## DIRECTIONS
With pictures omitted, copy exactly the lines from the one containing "Extract the structured" through the end of the records below.

(Dataset records)

______

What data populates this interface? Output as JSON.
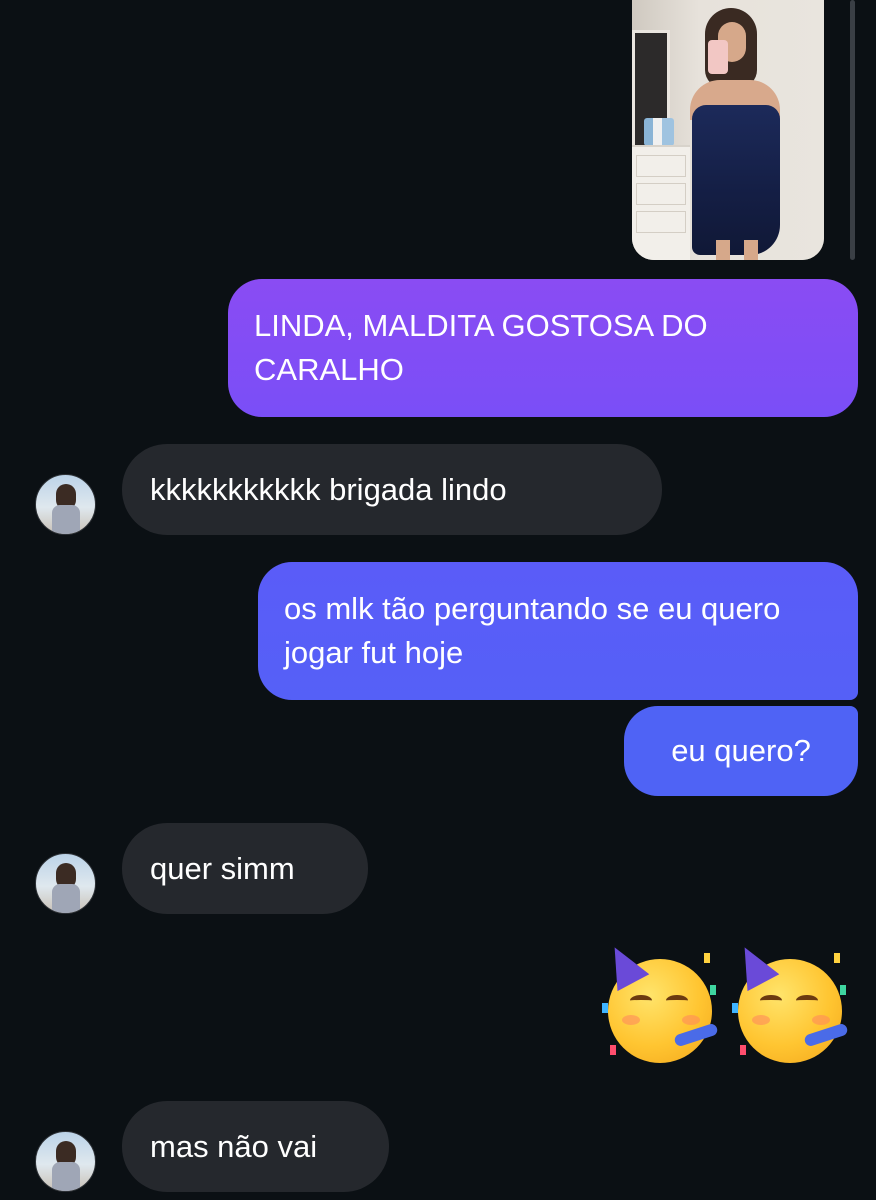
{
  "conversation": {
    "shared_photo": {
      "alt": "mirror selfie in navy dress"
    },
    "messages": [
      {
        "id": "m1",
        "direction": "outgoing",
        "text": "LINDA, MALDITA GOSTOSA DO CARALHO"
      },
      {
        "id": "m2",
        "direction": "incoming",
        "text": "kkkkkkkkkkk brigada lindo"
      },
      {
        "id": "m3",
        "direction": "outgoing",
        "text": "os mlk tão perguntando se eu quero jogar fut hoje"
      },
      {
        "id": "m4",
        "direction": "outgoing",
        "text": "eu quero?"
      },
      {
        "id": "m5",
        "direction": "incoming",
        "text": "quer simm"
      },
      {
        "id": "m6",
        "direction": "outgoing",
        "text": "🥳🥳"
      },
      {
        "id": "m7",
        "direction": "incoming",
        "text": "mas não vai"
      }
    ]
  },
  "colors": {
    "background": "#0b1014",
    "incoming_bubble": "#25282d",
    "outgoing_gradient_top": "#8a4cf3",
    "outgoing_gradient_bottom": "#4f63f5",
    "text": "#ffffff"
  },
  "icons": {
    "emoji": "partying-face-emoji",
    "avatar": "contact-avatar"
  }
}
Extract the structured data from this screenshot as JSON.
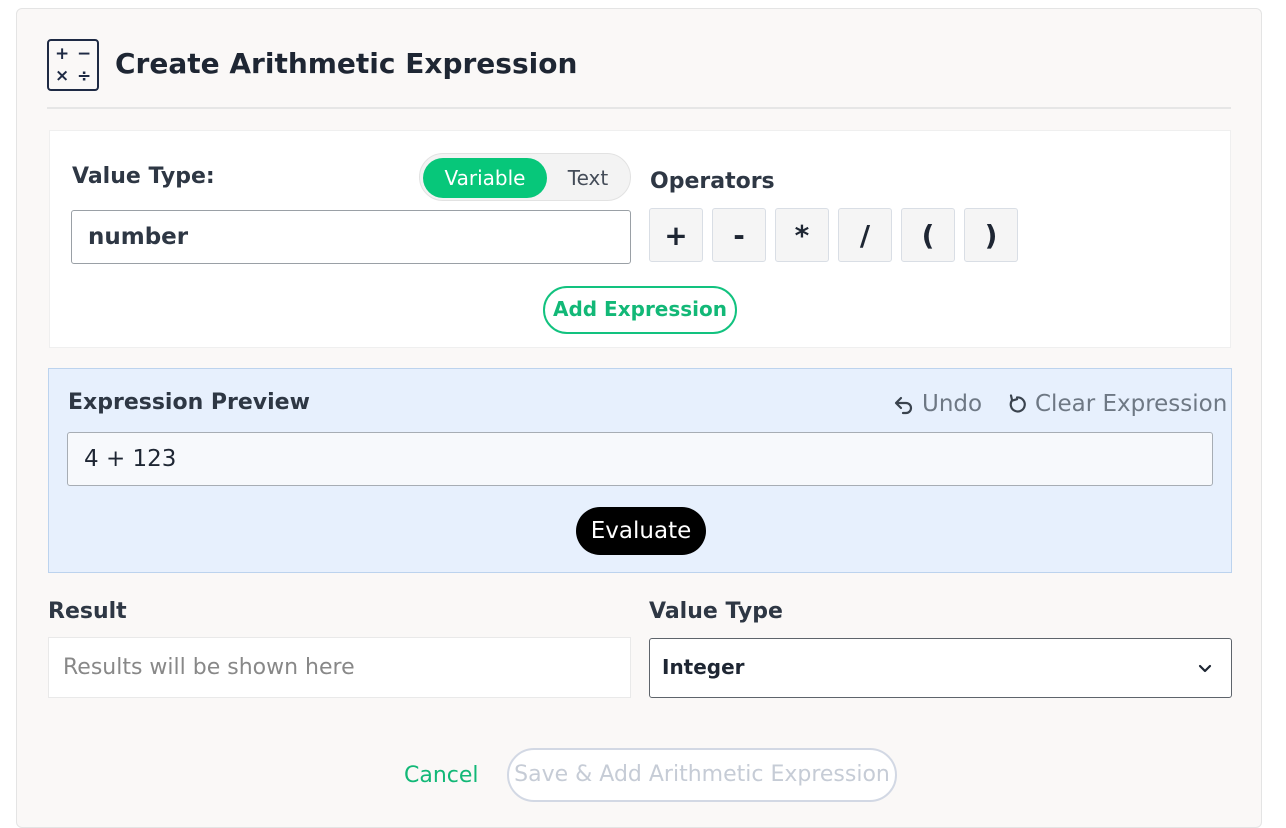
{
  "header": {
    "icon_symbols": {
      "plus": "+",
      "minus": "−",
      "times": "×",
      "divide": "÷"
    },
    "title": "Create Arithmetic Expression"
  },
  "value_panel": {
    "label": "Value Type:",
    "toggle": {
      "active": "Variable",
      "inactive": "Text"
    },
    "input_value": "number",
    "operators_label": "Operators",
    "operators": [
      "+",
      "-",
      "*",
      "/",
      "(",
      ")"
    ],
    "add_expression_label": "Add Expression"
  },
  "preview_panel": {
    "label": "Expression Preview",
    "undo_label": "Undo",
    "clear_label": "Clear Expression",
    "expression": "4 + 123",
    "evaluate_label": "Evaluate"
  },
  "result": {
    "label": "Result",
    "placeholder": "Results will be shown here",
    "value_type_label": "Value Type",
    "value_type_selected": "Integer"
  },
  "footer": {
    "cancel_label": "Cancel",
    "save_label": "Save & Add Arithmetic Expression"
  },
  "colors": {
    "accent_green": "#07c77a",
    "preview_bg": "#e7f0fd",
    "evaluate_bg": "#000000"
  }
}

______

## CORRECT OUTPUT
Extract the structured data from this screenshot as JSON.
{
  "header": {
    "icon_symbols": {
      "plus": "+",
      "minus": "−",
      "times": "×",
      "divide": "÷"
    },
    "title": "Create Arithmetic Expression"
  },
  "value_panel": {
    "label": "Value Type:",
    "toggle": {
      "active": "Variable",
      "inactive": "Text"
    },
    "input_value": "number",
    "operators_label": "Operators",
    "operators": [
      "+",
      "-",
      "*",
      "/",
      "(",
      ")"
    ],
    "add_expression_label": "Add Expression"
  },
  "preview_panel": {
    "label": "Expression Preview",
    "undo_label": "Undo",
    "clear_label": "Clear Expression",
    "expression": "4 + 123",
    "evaluate_label": "Evaluate"
  },
  "result": {
    "label": "Result",
    "placeholder": "Results will be shown here",
    "value_type_label": "Value Type",
    "value_type_selected": "Integer"
  },
  "footer": {
    "cancel_label": "Cancel",
    "save_label": "Save & Add Arithmetic Expression"
  },
  "colors": {
    "accent_green": "#07c77a",
    "preview_bg": "#e7f0fd",
    "evaluate_bg": "#000000"
  }
}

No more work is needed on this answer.